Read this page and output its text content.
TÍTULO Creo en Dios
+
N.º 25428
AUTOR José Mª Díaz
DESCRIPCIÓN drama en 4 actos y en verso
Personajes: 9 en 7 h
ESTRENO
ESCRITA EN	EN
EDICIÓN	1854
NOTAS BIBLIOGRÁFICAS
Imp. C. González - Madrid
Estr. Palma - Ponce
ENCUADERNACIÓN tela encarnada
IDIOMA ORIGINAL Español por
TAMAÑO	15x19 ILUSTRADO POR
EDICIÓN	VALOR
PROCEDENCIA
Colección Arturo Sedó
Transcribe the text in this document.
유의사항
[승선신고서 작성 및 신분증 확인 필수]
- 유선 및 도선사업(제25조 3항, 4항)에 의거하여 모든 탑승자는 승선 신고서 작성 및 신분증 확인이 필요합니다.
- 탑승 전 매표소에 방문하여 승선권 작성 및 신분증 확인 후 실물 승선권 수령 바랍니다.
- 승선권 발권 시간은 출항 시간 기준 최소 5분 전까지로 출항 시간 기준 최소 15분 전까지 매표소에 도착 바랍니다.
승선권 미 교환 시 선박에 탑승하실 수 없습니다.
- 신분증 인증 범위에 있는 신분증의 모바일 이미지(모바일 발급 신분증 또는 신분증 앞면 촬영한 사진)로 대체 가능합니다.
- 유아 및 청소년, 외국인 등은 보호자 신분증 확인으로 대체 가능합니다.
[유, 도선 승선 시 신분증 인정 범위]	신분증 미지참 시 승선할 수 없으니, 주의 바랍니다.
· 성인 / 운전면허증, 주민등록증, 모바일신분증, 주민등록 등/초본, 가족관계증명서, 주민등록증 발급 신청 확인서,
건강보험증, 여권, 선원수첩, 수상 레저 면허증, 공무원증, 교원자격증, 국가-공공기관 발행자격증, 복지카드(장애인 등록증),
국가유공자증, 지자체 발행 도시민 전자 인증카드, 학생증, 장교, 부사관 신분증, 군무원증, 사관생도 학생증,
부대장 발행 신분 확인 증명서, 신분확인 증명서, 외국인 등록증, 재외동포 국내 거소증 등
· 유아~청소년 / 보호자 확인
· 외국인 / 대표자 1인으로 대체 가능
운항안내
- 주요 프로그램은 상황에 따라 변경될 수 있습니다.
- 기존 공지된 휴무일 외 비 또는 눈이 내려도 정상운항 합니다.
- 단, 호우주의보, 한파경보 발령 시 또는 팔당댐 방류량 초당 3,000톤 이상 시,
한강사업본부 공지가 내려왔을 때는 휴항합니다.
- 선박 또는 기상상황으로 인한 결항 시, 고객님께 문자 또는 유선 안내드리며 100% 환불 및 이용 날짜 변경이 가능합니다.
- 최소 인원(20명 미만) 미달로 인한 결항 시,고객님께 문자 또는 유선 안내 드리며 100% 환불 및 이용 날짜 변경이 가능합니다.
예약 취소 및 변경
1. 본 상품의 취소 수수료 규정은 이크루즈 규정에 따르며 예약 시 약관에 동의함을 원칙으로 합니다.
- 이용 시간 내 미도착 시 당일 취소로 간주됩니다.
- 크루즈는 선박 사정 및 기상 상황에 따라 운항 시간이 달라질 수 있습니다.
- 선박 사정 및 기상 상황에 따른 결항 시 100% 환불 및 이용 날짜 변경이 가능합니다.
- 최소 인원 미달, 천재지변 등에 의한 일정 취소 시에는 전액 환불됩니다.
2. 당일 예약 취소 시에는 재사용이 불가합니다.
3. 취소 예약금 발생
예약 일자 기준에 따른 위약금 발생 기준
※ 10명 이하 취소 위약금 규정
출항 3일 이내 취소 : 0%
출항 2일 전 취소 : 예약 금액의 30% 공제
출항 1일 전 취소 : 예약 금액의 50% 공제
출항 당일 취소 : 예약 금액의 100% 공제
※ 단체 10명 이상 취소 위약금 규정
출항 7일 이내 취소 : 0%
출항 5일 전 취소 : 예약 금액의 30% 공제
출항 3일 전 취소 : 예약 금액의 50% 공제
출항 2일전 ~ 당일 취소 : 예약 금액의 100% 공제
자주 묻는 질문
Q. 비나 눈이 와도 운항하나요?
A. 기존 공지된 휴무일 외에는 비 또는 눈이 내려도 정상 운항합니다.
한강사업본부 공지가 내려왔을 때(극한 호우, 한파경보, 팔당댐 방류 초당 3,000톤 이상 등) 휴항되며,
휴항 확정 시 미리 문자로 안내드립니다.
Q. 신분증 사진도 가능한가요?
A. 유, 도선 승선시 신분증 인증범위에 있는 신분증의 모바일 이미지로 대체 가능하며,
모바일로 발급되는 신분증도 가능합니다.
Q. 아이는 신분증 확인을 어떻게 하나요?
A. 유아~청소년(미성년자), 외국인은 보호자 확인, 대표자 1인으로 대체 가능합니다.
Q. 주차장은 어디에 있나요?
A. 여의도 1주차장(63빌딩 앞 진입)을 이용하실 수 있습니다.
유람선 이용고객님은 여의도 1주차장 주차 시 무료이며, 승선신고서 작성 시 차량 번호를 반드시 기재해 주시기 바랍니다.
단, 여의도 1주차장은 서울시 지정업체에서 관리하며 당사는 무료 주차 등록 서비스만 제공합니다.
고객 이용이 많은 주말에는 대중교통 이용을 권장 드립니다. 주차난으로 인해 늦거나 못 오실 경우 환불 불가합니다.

· · ·

Task details: Write out the material exactly as given.

In response:
Read this page and output its text content.
TÍTULO Creo en Dios
+
N.º 25428
AUTOR José Mª Díaz
DESCRIPCIÓN drama en 4 actos y en verso
Personajes: 9 en 7 h
ESTRENO
ESCRITA EN	EN
EDICIÓN	1854
NOTAS BIBLIOGRÁFICAS
Imp. C. González - Madrid
Estr. Palma - Ponce
ENCUADERNACIÓN tela encarnada
IDIOMA ORIGINAL Español por
TAMAÑO	15x19 ILUSTRADO POR
EDICIÓN	VALOR
PROCEDENCIA
Colección Arturo Sedó
Transcribe the text in this document.
유의사항
[승선신고서 작성 및 신분증 확인 필수]
- 유선 및 도선사업(제25조 3항, 4항)에 의거하여 모든 탑승자는 승선 신고서 작성 및 신분증 확인이 필요합니다.
- 탑승 전 매표소에 방문하여 승선권 작성 및 신분증 확인 후 실물 승선권 수령 바랍니다.
- 승선권 발권 시간은 출항 시간 기준 최소 5분 전까지로 출항 시간 기준 최소 15분 전까지 매표소에 도착 바랍니다.
승선권 미 교환 시 선박에 탑승하실 수 없습니다.
- 신분증 인증 범위에 있는 신분증의 모바일 이미지(모바일 발급 신분증 또는 신분증 앞면 촬영한 사진)로 대체 가능합니다.
- 유아 및 청소년, 외국인 등은 보호자 신분증 확인으로 대체 가능합니다.
[유, 도선 승선 시 신분증 인정 범위]	신분증 미지참 시 승선할 수 없으니, 주의 바랍니다.
· 성인 / 운전면허증, 주민등록증, 모바일신분증, 주민등록 등/초본, 가족관계증명서, 주민등록증 발급 신청 확인서,
건강보험증, 여권, 선원수첩, 수상 레저 면허증, 공무원증, 교원자격증, 국가-공공기관 발행자격증, 복지카드(장애인 등록증),
국가유공자증, 지자체 발행 도시민 전자 인증카드, 학생증, 장교, 부사관 신분증, 군무원증, 사관생도 학생증,
부대장 발행 신분 확인 증명서, 신분확인 증명서, 외국인 등록증, 재외동포 국내 거소증 등
· 유아~청소년 / 보호자 확인
· 외국인 / 대표자 1인으로 대체 가능
운항안내
- 주요 프로그램은 상황에 따라 변경될 수 있습니다.
- 기존 공지된 휴무일 외 비 또는 눈이 내려도 정상운항 합니다.
- 단, 호우주의보, 한파경보 발령 시 또는 팔당댐 방류량 초당 3,000톤 이상 시,
한강사업본부 공지가 내려왔을 때는 휴항합니다.
- 선박 또는 기상상황으로 인한 결항 시, 고객님께 문자 또는 유선 안내드리며 100% 환불 및 이용 날짜 변경이 가능합니다.
- 최소 인원(20명 미만) 미달로 인한 결항 시,고객님께 문자 또는 유선 안내 드리며 100% 환불 및 이용 날짜 변경이 가능합니다.
예약 취소 및 변경
1. 본 상품의 취소 수수료 규정은 이크루즈 규정에 따르며 예약 시 약관에 동의함을 원칙으로 합니다.
- 이용 시간 내 미도착 시 당일 취소로 간주됩니다.
- 크루즈는 선박 사정 및 기상 상황에 따라 운항 시간이 달라질 수 있습니다.
- 선박 사정 및 기상 상황에 따른 결항 시 100% 환불 및 이용 날짜 변경이 가능합니다.
- 최소 인원 미달, 천재지변 등에 의한 일정 취소 시에는 전액 환불됩니다.
2. 당일 예약 취소 시에는 재사용이 불가합니다.
3. 취소 예약금 발생
예약 일자 기준에 따른 위약금 발생 기준
※ 10명 이하 취소 위약금 규정
출항 3일 이내 취소 : 0%
출항 2일 전 취소 : 예약 금액의 30% 공제
출항 1일 전 취소 : 예약 금액의 50% 공제
출항 당일 취소 : 예약 금액의 100% 공제
※ 단체 10명 이상 취소 위약금 규정
출항 7일 이내 취소 : 0%
출항 5일 전 취소 : 예약 금액의 30% 공제
출항 3일 전 취소 : 예약 금액의 50% 공제
출항 2일전 ~ 당일 취소 : 예약 금액의 100% 공제
자주 묻는 질문
Q. 비나 눈이 와도 운항하나요?
A. 기존 공지된 휴무일 외에는 비 또는 눈이 내려도 정상 운항합니다.
한강사업본부 공지가 내려왔을 때(극한 호우, 한파경보, 팔당댐 방류 초당 3,000톤 이상 등) 휴항되며,
휴항 확정 시 미리 문자로 안내드립니다.
Q. 신분증 사진도 가능한가요?
A. 유, 도선 승선시 신분증 인증범위에 있는 신분증의 모바일 이미지로 대체 가능하며,
모바일로 발급되는 신분증도 가능합니다.
Q. 아이는 신분증 확인을 어떻게 하나요?
A. 유아~청소년(미성년자), 외국인은 보호자 확인, 대표자 1인으로 대체 가능합니다.
Q. 주차장은 어디에 있나요?
A. 여의도 1주차장(63빌딩 앞 진입)을 이용하실 수 있습니다.
유람선 이용고객님은 여의도 1주차장 주차 시 무료이며, 승선신고서 작성 시 차량 번호를 반드시 기재해 주시기 바랍니다.
단, 여의도 1주차장은 서울시 지정업체에서 관리하며 당사는 무료 주차 등록 서비스만 제공합니다.
고객 이용이 많은 주말에는 대중교통 이용을 권장 드립니다. 주차난으로 인해 늦거나 못 오실 경우 환불 불가합니다.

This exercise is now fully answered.